# TASK OBJECTIVE
Collect the lines of the entries where "adobe" shows up.

-------- RECORDS FOR THIS EXERCISE

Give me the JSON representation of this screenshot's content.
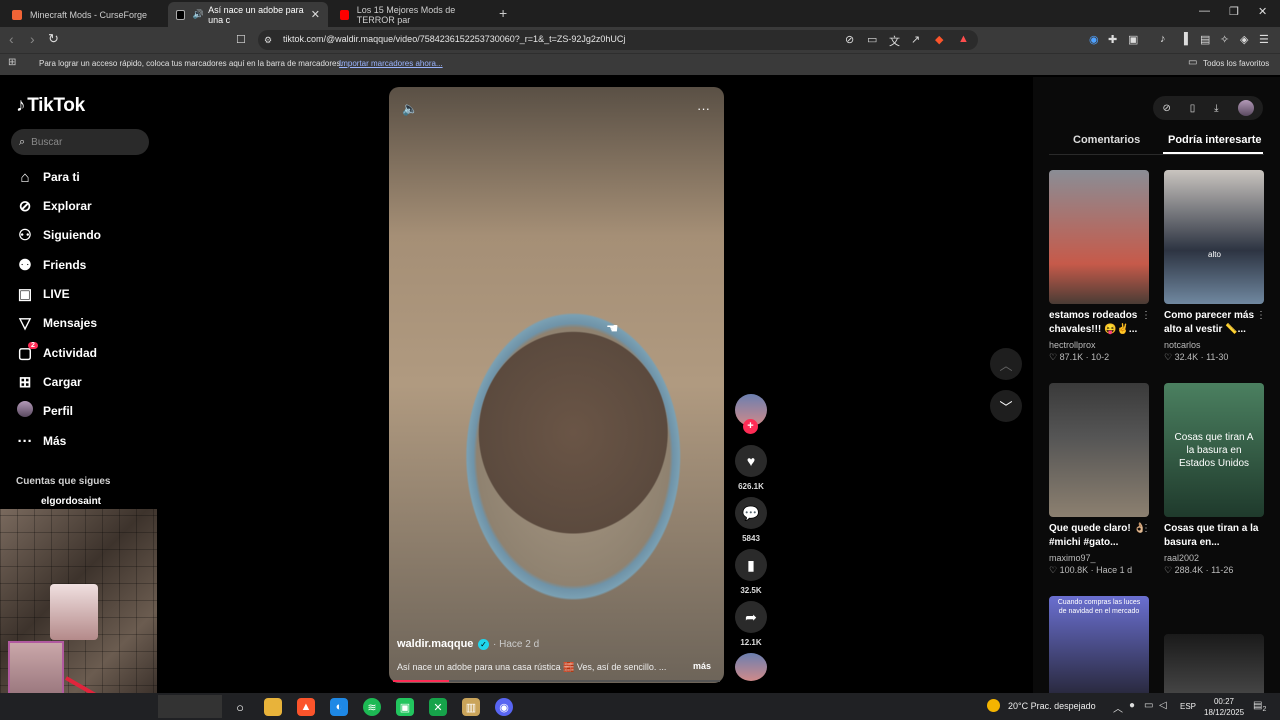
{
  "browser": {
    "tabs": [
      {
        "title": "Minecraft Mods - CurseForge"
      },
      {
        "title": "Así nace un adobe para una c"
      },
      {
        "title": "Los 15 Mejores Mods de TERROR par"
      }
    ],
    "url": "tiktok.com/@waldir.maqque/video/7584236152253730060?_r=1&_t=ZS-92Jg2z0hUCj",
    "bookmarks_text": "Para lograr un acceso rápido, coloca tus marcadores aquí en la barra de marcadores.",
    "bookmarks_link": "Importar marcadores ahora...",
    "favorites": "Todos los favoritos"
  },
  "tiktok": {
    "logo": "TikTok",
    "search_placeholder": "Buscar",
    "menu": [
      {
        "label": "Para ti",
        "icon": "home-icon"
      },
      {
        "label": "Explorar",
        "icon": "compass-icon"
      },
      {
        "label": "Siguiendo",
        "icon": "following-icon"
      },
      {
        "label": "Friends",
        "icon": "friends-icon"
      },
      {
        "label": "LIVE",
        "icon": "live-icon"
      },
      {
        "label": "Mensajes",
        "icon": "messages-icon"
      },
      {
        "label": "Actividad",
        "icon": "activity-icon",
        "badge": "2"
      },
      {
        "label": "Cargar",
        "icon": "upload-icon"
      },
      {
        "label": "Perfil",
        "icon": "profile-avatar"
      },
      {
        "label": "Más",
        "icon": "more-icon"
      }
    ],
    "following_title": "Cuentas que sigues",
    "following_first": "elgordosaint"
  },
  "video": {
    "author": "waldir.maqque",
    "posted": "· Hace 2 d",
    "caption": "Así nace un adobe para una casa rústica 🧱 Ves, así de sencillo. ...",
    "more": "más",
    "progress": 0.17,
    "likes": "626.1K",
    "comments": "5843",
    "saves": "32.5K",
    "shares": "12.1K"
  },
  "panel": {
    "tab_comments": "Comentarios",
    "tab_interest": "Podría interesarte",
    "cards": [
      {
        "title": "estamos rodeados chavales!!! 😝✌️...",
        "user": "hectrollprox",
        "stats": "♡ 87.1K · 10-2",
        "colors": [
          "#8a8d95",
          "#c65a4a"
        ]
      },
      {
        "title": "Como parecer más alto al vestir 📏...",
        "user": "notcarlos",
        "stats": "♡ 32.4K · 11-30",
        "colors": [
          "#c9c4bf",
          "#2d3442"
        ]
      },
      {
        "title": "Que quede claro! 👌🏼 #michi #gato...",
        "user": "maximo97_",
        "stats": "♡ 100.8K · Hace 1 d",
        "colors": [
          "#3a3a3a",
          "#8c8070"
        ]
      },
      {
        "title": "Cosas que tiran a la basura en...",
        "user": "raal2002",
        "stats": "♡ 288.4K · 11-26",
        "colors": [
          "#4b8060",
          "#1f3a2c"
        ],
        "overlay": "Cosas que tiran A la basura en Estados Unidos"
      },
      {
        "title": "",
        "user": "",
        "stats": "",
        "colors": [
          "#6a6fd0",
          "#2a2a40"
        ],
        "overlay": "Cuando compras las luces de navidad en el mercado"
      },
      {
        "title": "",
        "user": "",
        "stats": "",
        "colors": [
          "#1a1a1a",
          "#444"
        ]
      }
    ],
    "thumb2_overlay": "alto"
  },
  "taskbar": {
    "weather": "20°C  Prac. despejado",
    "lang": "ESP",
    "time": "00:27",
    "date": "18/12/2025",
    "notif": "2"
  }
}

----------------

# EXERCISE RESPONSE
        "title": "Así nace un adobe para una c"
    "caption": "Así nace un adobe para una casa rústica 🧱 Ves, así de sencillo. ...",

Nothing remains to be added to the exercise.